THE PROBLEM: Every line that contains "camisole" counts once; give the total number of such lines, with no other words.

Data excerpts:

───

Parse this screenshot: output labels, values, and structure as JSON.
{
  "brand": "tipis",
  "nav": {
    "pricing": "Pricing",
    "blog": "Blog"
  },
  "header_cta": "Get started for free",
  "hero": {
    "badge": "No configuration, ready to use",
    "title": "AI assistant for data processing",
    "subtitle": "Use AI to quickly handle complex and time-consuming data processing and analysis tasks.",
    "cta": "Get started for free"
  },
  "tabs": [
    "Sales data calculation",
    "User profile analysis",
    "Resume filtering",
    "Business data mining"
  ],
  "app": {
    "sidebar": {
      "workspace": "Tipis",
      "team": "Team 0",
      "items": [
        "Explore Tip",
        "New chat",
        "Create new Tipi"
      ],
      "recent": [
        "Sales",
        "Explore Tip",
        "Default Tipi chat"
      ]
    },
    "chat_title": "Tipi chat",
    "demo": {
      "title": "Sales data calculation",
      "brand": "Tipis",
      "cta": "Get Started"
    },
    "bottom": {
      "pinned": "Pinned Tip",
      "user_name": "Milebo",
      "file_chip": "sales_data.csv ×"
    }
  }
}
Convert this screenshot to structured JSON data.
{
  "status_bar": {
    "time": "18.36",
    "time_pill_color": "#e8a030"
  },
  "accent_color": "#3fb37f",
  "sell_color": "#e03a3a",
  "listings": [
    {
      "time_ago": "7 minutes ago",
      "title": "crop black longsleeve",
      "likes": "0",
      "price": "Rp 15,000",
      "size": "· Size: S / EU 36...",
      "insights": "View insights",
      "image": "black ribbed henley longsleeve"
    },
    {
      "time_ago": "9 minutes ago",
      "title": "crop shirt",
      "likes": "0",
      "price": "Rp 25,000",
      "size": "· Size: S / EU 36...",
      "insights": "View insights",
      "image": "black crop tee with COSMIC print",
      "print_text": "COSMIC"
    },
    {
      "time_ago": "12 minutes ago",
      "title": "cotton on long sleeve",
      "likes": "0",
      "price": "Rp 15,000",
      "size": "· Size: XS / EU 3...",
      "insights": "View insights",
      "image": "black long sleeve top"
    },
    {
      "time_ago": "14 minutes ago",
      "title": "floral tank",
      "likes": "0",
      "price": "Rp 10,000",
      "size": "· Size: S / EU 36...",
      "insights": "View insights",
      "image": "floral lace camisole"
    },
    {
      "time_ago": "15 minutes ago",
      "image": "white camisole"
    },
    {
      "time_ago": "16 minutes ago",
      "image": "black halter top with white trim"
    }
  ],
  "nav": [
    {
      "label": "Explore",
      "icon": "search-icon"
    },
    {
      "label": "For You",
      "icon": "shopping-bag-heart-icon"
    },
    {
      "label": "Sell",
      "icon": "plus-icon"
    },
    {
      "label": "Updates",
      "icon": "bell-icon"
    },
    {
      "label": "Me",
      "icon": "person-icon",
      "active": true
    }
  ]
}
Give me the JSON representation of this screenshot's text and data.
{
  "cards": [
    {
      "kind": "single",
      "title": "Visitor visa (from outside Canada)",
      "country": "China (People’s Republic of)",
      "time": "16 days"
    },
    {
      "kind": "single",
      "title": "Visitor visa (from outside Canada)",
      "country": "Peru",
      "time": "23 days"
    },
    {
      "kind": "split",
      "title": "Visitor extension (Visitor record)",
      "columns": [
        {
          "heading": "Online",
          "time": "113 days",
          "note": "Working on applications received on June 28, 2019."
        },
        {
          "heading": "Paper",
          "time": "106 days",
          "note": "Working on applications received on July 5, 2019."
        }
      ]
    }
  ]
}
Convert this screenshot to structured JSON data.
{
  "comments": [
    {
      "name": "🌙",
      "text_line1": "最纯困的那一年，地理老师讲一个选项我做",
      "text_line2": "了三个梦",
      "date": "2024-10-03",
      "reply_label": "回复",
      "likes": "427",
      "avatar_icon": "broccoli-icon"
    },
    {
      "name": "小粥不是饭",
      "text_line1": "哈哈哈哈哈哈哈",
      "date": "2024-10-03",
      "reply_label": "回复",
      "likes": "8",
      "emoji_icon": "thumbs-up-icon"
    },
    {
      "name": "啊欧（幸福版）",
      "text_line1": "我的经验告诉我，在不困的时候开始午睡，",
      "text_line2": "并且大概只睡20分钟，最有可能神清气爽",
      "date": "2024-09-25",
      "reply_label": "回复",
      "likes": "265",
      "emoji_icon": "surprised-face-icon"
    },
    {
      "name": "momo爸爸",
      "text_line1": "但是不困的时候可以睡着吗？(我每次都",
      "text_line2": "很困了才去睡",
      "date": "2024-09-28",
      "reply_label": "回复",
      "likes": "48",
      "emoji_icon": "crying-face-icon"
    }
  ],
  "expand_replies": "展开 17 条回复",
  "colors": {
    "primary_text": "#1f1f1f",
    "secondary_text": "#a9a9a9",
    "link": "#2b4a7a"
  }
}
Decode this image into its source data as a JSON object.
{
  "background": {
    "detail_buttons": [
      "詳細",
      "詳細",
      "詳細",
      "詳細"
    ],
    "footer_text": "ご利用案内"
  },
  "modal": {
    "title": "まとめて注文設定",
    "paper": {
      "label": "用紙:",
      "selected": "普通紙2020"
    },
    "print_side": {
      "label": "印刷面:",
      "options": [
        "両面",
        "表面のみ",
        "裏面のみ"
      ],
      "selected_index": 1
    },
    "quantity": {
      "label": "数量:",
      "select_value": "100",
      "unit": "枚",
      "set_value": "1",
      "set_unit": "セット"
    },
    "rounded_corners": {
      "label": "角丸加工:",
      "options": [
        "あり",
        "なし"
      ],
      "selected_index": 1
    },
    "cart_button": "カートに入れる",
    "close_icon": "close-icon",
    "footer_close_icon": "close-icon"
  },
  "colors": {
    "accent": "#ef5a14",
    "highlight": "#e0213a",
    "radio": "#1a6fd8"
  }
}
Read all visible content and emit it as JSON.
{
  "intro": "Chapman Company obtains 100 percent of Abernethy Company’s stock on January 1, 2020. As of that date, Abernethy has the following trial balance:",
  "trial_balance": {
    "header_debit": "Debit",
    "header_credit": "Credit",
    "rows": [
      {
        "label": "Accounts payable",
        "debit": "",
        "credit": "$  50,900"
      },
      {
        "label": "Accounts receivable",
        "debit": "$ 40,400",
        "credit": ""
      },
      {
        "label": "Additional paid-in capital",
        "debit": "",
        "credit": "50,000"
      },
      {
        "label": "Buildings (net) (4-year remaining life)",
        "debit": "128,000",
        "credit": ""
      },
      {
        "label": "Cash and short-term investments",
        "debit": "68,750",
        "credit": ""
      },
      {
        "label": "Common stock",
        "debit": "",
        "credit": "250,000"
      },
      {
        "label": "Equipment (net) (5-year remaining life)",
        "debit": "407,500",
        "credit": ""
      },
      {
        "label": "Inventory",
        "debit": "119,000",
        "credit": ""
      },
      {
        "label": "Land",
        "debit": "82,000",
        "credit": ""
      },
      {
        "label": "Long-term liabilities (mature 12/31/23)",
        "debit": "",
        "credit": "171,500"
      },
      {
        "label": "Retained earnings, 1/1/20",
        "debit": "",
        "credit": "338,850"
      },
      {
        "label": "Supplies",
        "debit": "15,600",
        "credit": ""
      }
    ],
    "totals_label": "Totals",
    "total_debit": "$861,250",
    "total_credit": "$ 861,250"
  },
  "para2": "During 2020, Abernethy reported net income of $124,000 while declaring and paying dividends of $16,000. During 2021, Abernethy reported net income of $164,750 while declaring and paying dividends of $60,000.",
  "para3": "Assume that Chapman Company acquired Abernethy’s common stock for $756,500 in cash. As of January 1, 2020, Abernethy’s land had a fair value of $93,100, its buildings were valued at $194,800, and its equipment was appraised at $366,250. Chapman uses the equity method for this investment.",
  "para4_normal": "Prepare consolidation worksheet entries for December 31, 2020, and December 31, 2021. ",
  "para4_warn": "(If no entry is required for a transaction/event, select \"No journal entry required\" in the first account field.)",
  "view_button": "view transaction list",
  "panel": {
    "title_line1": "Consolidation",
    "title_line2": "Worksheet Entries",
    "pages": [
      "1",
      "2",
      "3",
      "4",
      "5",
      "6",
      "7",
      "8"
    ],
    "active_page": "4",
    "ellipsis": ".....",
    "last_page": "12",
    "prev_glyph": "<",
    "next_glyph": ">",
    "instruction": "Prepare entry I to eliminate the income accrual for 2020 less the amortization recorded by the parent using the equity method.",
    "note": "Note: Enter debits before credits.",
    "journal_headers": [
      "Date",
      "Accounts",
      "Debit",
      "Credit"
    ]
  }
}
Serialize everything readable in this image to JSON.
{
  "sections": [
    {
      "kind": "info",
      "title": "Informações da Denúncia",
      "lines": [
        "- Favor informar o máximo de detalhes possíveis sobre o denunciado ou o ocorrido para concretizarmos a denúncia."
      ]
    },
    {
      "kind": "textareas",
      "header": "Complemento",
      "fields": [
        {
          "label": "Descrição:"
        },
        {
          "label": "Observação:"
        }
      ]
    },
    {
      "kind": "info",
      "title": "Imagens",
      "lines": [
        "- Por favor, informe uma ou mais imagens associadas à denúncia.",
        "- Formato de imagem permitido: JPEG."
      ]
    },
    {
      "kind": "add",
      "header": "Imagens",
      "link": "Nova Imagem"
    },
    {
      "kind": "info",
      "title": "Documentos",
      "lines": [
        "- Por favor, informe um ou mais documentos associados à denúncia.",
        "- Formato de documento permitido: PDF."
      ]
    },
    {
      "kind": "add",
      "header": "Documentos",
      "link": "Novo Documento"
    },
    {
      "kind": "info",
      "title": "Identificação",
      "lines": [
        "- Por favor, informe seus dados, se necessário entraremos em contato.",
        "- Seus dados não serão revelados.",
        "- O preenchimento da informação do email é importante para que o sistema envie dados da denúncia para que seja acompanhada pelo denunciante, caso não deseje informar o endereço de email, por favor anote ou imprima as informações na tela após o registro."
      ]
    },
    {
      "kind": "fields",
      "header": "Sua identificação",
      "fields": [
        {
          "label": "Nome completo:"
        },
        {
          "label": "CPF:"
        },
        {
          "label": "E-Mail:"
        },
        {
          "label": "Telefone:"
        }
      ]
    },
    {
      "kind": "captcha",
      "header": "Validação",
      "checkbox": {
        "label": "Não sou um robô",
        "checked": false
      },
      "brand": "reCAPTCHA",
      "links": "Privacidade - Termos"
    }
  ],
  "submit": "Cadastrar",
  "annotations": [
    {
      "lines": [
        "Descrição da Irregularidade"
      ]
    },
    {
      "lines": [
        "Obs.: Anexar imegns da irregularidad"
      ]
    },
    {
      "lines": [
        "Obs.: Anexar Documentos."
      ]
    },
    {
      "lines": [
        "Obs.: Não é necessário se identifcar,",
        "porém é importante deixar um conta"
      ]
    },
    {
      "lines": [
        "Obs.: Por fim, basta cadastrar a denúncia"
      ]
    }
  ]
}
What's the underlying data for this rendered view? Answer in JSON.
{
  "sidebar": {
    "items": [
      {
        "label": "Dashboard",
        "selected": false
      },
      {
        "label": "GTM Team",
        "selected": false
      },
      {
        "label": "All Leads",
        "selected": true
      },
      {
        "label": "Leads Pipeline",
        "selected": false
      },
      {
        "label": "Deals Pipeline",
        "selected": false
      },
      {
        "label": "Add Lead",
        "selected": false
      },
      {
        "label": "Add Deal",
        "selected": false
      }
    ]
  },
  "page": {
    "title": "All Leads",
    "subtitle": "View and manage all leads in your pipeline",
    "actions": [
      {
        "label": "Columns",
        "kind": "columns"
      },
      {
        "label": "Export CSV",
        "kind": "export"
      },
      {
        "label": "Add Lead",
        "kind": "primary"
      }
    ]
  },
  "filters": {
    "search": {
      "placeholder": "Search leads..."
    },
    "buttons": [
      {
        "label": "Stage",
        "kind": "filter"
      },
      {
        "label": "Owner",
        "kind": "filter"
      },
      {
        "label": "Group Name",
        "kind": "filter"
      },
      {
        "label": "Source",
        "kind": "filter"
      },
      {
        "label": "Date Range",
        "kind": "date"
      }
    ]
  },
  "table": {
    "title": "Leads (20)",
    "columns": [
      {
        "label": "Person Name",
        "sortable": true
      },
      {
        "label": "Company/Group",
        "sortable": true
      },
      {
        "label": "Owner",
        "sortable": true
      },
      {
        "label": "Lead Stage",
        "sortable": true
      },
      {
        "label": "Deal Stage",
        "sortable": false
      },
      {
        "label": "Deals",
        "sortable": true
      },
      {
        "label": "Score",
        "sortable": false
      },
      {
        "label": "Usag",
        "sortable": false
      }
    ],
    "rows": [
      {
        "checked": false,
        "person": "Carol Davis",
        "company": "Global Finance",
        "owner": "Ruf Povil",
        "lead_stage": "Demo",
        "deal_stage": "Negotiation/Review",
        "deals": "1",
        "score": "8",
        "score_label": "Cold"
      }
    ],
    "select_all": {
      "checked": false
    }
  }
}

───

FINISHED TASK: 2